* [BRIEF]: Scan the lines below; pull out those with "Although".

* [INFORMATION SUPPLIED]:
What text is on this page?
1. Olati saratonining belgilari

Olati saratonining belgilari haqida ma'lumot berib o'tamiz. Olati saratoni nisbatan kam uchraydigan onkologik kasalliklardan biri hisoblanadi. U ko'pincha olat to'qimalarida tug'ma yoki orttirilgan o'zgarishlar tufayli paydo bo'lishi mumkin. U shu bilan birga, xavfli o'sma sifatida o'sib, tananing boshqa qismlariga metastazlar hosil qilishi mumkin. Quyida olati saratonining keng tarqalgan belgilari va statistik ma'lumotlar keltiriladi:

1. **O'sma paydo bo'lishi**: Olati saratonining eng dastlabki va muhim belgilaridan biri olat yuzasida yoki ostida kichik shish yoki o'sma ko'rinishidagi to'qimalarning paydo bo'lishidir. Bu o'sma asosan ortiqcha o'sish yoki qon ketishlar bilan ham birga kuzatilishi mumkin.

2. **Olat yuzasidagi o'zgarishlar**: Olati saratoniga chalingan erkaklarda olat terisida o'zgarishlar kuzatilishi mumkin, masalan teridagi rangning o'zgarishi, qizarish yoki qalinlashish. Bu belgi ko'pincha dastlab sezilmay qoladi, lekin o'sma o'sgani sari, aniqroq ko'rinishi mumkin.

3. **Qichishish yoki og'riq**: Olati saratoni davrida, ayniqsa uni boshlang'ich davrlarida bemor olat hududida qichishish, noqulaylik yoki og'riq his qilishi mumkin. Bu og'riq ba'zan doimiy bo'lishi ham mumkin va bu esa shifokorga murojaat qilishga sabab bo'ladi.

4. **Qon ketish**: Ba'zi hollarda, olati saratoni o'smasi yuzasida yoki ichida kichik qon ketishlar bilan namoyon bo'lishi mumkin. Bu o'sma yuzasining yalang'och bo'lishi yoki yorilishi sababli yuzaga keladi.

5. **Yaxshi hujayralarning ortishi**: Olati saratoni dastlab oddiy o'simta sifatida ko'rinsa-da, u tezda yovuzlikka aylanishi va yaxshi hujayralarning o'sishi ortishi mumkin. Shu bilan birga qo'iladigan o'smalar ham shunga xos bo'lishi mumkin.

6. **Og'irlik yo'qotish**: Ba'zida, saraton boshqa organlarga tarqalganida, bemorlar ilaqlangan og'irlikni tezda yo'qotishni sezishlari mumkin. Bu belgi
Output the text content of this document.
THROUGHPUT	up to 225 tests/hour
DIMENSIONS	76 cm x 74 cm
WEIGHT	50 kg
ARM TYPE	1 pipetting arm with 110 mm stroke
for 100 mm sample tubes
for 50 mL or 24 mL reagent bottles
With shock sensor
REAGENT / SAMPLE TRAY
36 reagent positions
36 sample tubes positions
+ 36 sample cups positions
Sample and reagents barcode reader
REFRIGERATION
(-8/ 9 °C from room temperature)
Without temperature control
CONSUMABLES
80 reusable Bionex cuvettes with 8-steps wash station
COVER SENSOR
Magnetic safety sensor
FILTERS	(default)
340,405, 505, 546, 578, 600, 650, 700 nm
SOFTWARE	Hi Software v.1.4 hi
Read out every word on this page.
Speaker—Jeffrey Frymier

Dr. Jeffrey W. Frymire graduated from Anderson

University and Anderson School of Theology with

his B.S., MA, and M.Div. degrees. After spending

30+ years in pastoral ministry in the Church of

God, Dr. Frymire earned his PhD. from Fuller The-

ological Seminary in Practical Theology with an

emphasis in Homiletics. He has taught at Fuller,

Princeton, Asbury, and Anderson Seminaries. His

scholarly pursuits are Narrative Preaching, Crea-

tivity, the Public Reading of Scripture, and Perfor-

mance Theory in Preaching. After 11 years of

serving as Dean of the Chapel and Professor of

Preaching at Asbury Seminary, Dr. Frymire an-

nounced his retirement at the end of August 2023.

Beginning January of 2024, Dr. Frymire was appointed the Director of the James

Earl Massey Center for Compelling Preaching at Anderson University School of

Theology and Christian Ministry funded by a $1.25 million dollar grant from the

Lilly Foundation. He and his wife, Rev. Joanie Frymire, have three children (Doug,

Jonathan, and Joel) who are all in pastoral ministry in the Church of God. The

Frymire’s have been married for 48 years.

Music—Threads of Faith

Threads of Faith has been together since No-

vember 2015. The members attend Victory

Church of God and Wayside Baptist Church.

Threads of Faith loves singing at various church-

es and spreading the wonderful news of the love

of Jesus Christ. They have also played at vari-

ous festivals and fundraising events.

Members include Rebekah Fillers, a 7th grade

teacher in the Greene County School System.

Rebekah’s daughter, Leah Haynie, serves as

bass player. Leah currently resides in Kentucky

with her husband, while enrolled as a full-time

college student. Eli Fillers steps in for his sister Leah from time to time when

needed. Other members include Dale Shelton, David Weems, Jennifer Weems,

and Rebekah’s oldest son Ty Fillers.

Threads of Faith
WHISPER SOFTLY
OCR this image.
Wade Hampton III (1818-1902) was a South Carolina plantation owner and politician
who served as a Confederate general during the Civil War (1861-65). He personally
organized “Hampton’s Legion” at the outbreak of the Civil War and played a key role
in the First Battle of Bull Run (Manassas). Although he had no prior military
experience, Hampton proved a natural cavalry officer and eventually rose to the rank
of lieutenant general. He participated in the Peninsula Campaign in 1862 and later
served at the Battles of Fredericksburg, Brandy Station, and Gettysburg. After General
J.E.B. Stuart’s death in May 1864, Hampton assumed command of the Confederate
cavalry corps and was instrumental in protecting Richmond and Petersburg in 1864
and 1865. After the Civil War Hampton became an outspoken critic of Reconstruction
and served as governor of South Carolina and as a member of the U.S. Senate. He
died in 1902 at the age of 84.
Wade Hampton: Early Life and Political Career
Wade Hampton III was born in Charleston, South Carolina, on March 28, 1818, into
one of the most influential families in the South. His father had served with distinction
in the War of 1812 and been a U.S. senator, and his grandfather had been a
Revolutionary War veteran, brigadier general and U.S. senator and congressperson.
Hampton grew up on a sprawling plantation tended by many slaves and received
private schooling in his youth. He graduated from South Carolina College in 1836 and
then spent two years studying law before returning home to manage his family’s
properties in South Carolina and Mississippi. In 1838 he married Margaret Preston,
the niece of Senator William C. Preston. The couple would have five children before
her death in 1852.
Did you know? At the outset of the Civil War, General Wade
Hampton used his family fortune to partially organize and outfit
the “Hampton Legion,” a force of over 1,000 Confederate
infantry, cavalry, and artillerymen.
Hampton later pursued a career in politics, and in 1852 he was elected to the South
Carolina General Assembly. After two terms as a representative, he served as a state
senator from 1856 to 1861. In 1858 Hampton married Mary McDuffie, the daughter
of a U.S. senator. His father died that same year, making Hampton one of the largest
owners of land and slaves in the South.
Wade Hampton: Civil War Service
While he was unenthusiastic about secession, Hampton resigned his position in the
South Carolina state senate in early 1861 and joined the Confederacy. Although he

* [WRITTEN SOLUTION]:
in the First Battle of Bull Run (Manassas). Although he had no prior military
South Carolina state senate in early 1861 and joined the Confederacy. Although he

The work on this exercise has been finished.